_WHAT IS NEEDED_
Reproduce the lines of the material exactly, excluding every image.

_Records from a dataset_
## BEGIN

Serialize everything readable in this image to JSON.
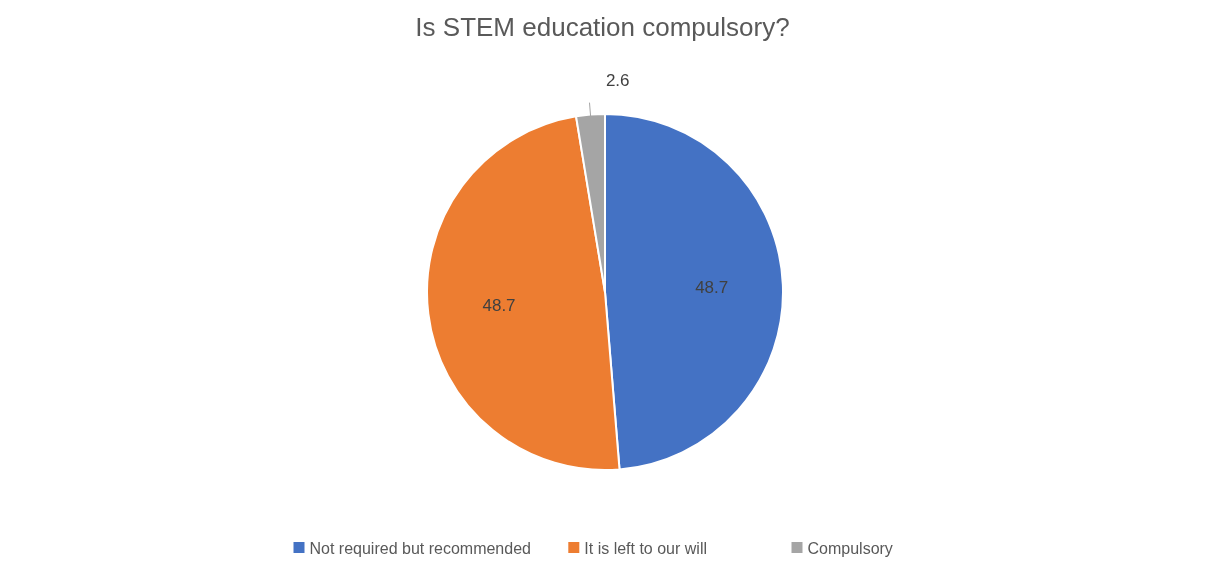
{
  "chart_data": {
    "type": "pie",
    "title": "Is STEM education compulsory?",
    "categories": [
      "Not required but recommended",
      "It is left to our will",
      "Compulsory"
    ],
    "values": [
      48.7,
      48.7,
      2.6
    ],
    "colors": [
      "#4472c4",
      "#ed7d31",
      "#a5a5a5"
    ],
    "data_labels": true,
    "legend": "bottom"
  }
}
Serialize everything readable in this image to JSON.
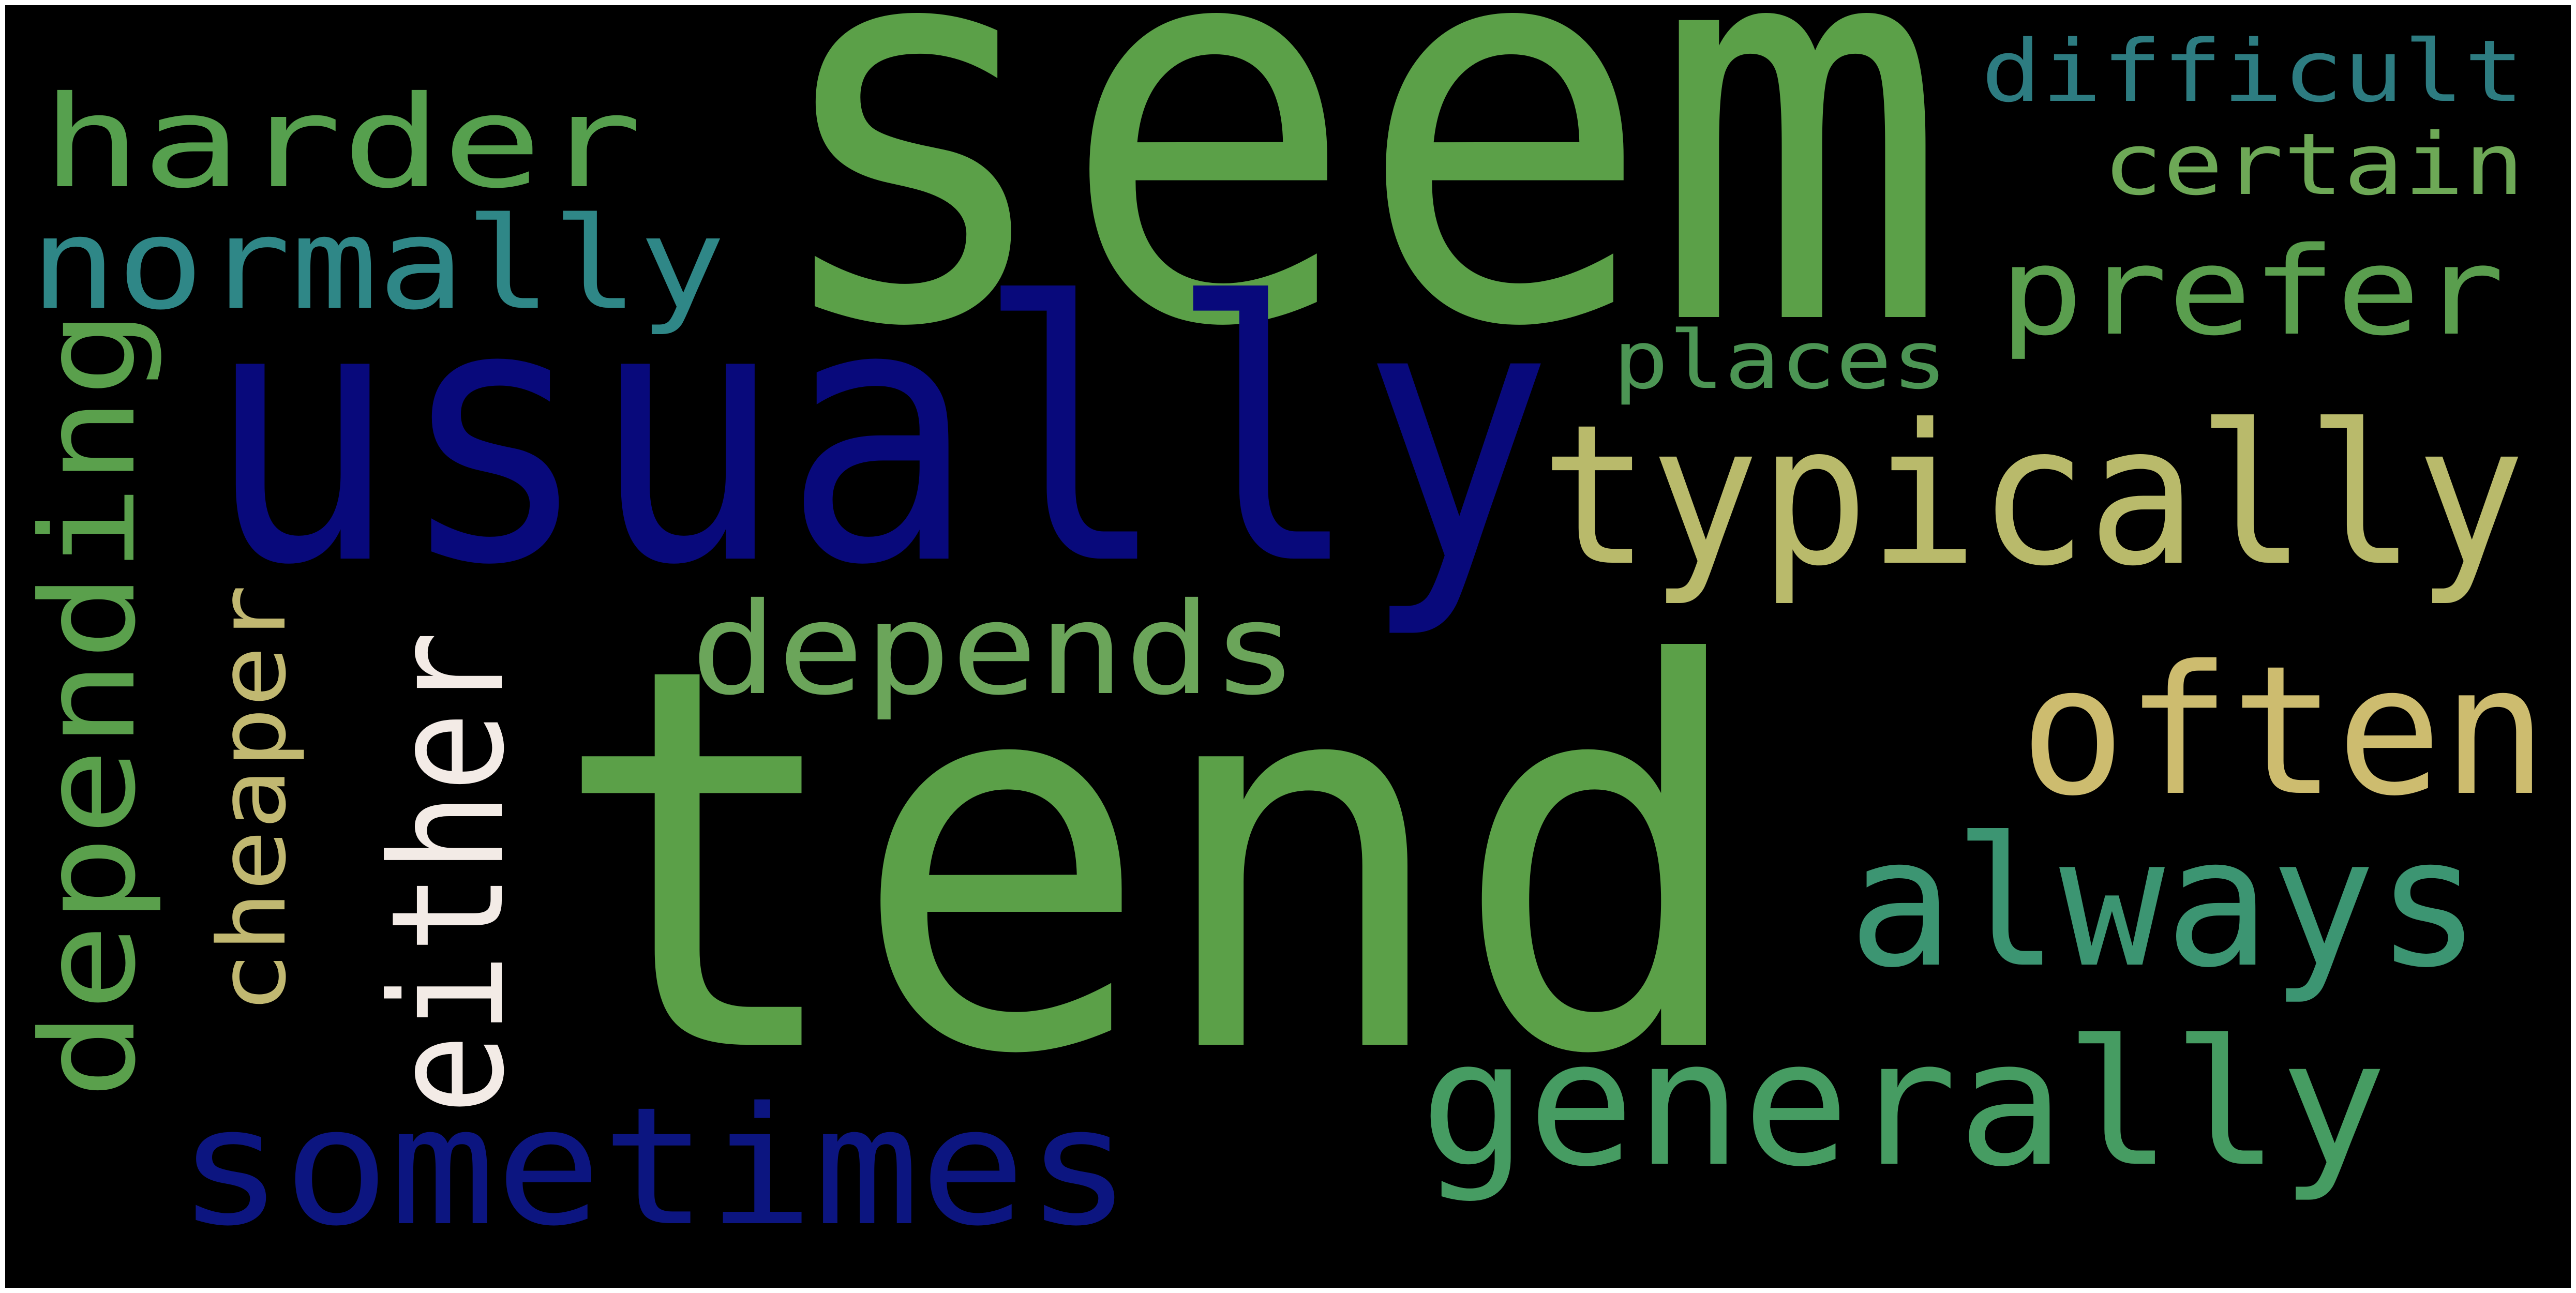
{
  "background": "#000000",
  "words": [
    {
      "text": "seem",
      "color": "#5ba048"
    },
    {
      "text": "tend",
      "color": "#5ba048"
    },
    {
      "text": "usually",
      "color": "#08097b"
    },
    {
      "text": "typically",
      "color": "#b9ba6b"
    },
    {
      "text": "often",
      "color": "#cdbc6f"
    },
    {
      "text": "always",
      "color": "#3c9572"
    },
    {
      "text": "generally",
      "color": "#469c62"
    },
    {
      "text": "sometimes",
      "color": "#0c1580"
    },
    {
      "text": "either",
      "color": "#f3ebe6"
    },
    {
      "text": "depending",
      "color": "#5aa04c"
    },
    {
      "text": "depends",
      "color": "#6ba55a"
    },
    {
      "text": "harder",
      "color": "#56a04e"
    },
    {
      "text": "normally",
      "color": "#2f8787"
    },
    {
      "text": "prefer",
      "color": "#5a9e4e"
    },
    {
      "text": "cheaper",
      "color": "#c1b871"
    },
    {
      "text": "places",
      "color": "#4c9554"
    },
    {
      "text": "difficult",
      "color": "#2d7c81"
    },
    {
      "text": "certain",
      "color": "#6da856"
    }
  ]
}
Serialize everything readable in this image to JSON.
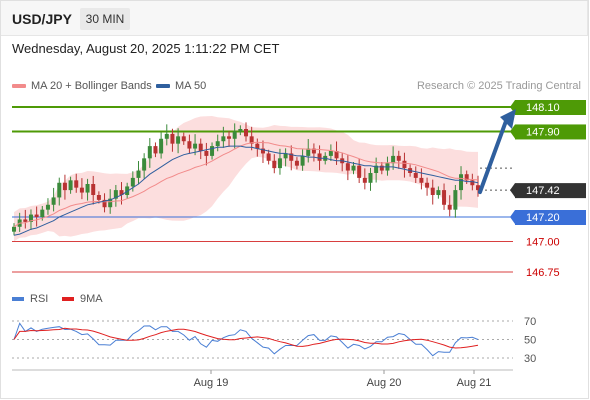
{
  "header": {
    "symbol": "USD/JPY",
    "timeframe": "30 MIN",
    "datetime": "Wednesday, August 20, 2025 1:11:22 PM CET"
  },
  "legend": {
    "ma20": {
      "label": "MA 20 + Bollinger Bands",
      "color": "#f28b8b"
    },
    "ma50": {
      "label": "MA 50",
      "color": "#2f5f9e"
    },
    "credit": "Research © 2025 Trading Central"
  },
  "rsi_legend": {
    "rsi": {
      "label": "RSI",
      "color": "#4a7fd4"
    },
    "ma9": {
      "label": "9MA",
      "color": "#e02020"
    }
  },
  "chart_data": [
    {
      "type": "line",
      "x_labels": [
        "Aug 19",
        "Aug 20",
        "Aug 21"
      ],
      "price_levels": [
        {
          "value": 148.1,
          "label": "148.10",
          "color": "#4e9a06",
          "style": "resistance"
        },
        {
          "value": 147.9,
          "label": "147.90",
          "color": "#4e9a06",
          "style": "resistance"
        },
        {
          "value": 147.42,
          "label": "147.42",
          "color": "#333333",
          "style": "last"
        },
        {
          "value": 147.2,
          "label": "147.20",
          "color": "#3a6fd8",
          "style": "pivot"
        },
        {
          "value": 147.0,
          "label": "147.00",
          "color": "#cc0000",
          "style": "support"
        },
        {
          "value": 146.75,
          "label": "146.75",
          "color": "#cc0000",
          "style": "support"
        }
      ],
      "close": [
        147.12,
        147.18,
        147.16,
        147.22,
        147.2,
        147.26,
        147.3,
        147.36,
        147.48,
        147.42,
        147.5,
        147.44,
        147.4,
        147.47,
        147.38,
        147.34,
        147.28,
        147.35,
        147.42,
        147.38,
        147.45,
        147.52,
        147.58,
        147.68,
        147.78,
        147.72,
        147.84,
        147.88,
        147.8,
        147.86,
        147.82,
        147.76,
        147.8,
        147.74,
        147.7,
        147.78,
        147.82,
        147.86,
        147.84,
        147.9,
        147.92,
        147.86,
        147.8,
        147.76,
        147.72,
        147.66,
        147.6,
        147.68,
        147.72,
        147.66,
        147.62,
        147.7,
        147.76,
        147.72,
        147.66,
        147.7,
        147.74,
        147.68,
        147.64,
        147.58,
        147.62,
        147.52,
        147.48,
        147.56,
        147.62,
        147.58,
        147.64,
        147.7,
        147.66,
        147.6,
        147.56,
        147.52,
        147.48,
        147.44,
        147.38,
        147.42,
        147.3,
        147.26,
        147.42,
        147.55,
        147.5,
        147.46,
        147.42
      ],
      "ma50": [
        147.05,
        147.06,
        147.08,
        147.1,
        147.11,
        147.13,
        147.15,
        147.17,
        147.2,
        147.22,
        147.24,
        147.26,
        147.28,
        147.3,
        147.31,
        147.32,
        147.33,
        147.34,
        147.36,
        147.38,
        147.41,
        147.44,
        147.47,
        147.51,
        147.55,
        147.58,
        147.61,
        147.64,
        147.67,
        147.69,
        147.71,
        147.72,
        147.73,
        147.74,
        147.75,
        147.76,
        147.77,
        147.77,
        147.78,
        147.78,
        147.78,
        147.77,
        147.77,
        147.76,
        147.75,
        147.74,
        147.73,
        147.72,
        147.72,
        147.71,
        147.7,
        147.7,
        147.69,
        147.69,
        147.68,
        147.68,
        147.67,
        147.66,
        147.66,
        147.65,
        147.64,
        147.63,
        147.62,
        147.62,
        147.61,
        147.61,
        147.61,
        147.61,
        147.6,
        147.59,
        147.58,
        147.57,
        147.56,
        147.55,
        147.54,
        147.53,
        147.52,
        147.51,
        147.5,
        147.5,
        147.49,
        147.49,
        147.48
      ],
      "bb_upper_band": "ma20 ± 2σ",
      "rsi": {
        "levels": [
          70,
          50,
          30
        ]
      }
    }
  ]
}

## END

_ANSWER TO THE PROBLEM_
Serialize everything readable in this image to JSON.
{
  "chart_data": {
    "type": "pie",
    "title": "Is STEM education compulsory?",
    "categories": [
      "Not required but recommended",
      "It is left to our will",
      "Compulsory"
    ],
    "values": [
      48.7,
      48.7,
      2.6
    ],
    "colors": [
      "#4472c4",
      "#ed7d31",
      "#a5a5a5"
    ],
    "data_labels": true,
    "legend": "bottom"
  }
}
Serialize everything readable in this image to JSON.
{
  "background": "#000000",
  "words": [
    {
      "text": "seem",
      "color": "#5ba048"
    },
    {
      "text": "tend",
      "color": "#5ba048"
    },
    {
      "text": "usually",
      "color": "#08097b"
    },
    {
      "text": "typically",
      "color": "#b9ba6b"
    },
    {
      "text": "often",
      "color": "#cdbc6f"
    },
    {
      "text": "always",
      "color": "#3c9572"
    },
    {
      "text": "generally",
      "color": "#469c62"
    },
    {
      "text": "sometimes",
      "color": "#0c1580"
    },
    {
      "text": "either",
      "color": "#f3ebe6"
    },
    {
      "text": "depending",
      "color": "#5aa04c"
    },
    {
      "text": "depends",
      "color": "#6ba55a"
    },
    {
      "text": "harder",
      "color": "#56a04e"
    },
    {
      "text": "normally",
      "color": "#2f8787"
    },
    {
      "text": "prefer",
      "color": "#5a9e4e"
    },
    {
      "text": "cheaper",
      "color": "#c1b871"
    },
    {
      "text": "places",
      "color": "#4c9554"
    },
    {
      "text": "difficult",
      "color": "#2d7c81"
    },
    {
      "text": "certain",
      "color": "#6da856"
    }
  ]
}
Serialize everything readable in this image to JSON.
{
  "header": {
    "symbol": "USD/JPY",
    "timeframe": "30 MIN",
    "datetime": "Wednesday, August 20, 2025 1:11:22 PM CET"
  },
  "legend": {
    "ma20": {
      "label": "MA 20 + Bollinger Bands",
      "color": "#f28b8b"
    },
    "ma50": {
      "label": "MA 50",
      "color": "#2f5f9e"
    },
    "credit": "Research © 2025 Trading Central"
  },
  "rsi_legend": {
    "rsi": {
      "label": "RSI",
      "color": "#4a7fd4"
    },
    "ma9": {
      "label": "9MA",
      "color": "#e02020"
    }
  },
  "chart_data": [
    {
      "type": "line",
      "x_labels": [
        "Aug 19",
        "Aug 20",
        "Aug 21"
      ],
      "price_levels": [
        {
          "value": 148.1,
          "label": "148.10",
          "color": "#4e9a06",
          "style": "resistance"
        },
        {
          "value": 147.9,
          "label": "147.90",
          "color": "#4e9a06",
          "style": "resistance"
        },
        {
          "value": 147.42,
          "label": "147.42",
          "color": "#333333",
          "style": "last"
        },
        {
          "value": 147.2,
          "label": "147.20",
          "color": "#3a6fd8",
          "style": "pivot"
        },
        {
          "value": 147.0,
          "label": "147.00",
          "color": "#cc0000",
          "style": "support"
        },
        {
          "value": 146.75,
          "label": "146.75",
          "color": "#cc0000",
          "style": "support"
        }
      ],
      "close": [
        147.12,
        147.18,
        147.16,
        147.22,
        147.2,
        147.26,
        147.3,
        147.36,
        147.48,
        147.42,
        147.5,
        147.44,
        147.4,
        147.47,
        147.38,
        147.34,
        147.28,
        147.35,
        147.42,
        147.38,
        147.45,
        147.52,
        147.58,
        147.68,
        147.78,
        147.72,
        147.84,
        147.88,
        147.8,
        147.86,
        147.82,
        147.76,
        147.8,
        147.74,
        147.7,
        147.78,
        147.82,
        147.86,
        147.84,
        147.9,
        147.92,
        147.86,
        147.8,
        147.76,
        147.72,
        147.66,
        147.6,
        147.68,
        147.72,
        147.66,
        147.62,
        147.7,
        147.76,
        147.72,
        147.66,
        147.7,
        147.74,
        147.68,
        147.64,
        147.58,
        147.62,
        147.52,
        147.48,
        147.56,
        147.62,
        147.58,
        147.64,
        147.7,
        147.66,
        147.6,
        147.56,
        147.52,
        147.48,
        147.44,
        147.38,
        147.42,
        147.3,
        147.26,
        147.42,
        147.55,
        147.5,
        147.46,
        147.42
      ],
      "ma50": [
        147.05,
        147.06,
        147.08,
        147.1,
        147.11,
        147.13,
        147.15,
        147.17,
        147.2,
        147.22,
        147.24,
        147.26,
        147.28,
        147.3,
        147.31,
        147.32,
        147.33,
        147.34,
        147.36,
        147.38,
        147.41,
        147.44,
        147.47,
        147.51,
        147.55,
        147.58,
        147.61,
        147.64,
        147.67,
        147.69,
        147.71,
        147.72,
        147.73,
        147.74,
        147.75,
        147.76,
        147.77,
        147.77,
        147.78,
        147.78,
        147.78,
        147.77,
        147.77,
        147.76,
        147.75,
        147.74,
        147.73,
        147.72,
        147.72,
        147.71,
        147.7,
        147.7,
        147.69,
        147.69,
        147.68,
        147.68,
        147.67,
        147.66,
        147.66,
        147.65,
        147.64,
        147.63,
        147.62,
        147.62,
        147.61,
        147.61,
        147.61,
        147.61,
        147.6,
        147.59,
        147.58,
        147.57,
        147.56,
        147.55,
        147.54,
        147.53,
        147.52,
        147.51,
        147.5,
        147.5,
        147.49,
        147.49,
        147.48
      ],
      "bb_upper_band": "ma20 ± 2σ",
      "rsi": {
        "levels": [
          70,
          50,
          30
        ]
      }
    }
  ]
}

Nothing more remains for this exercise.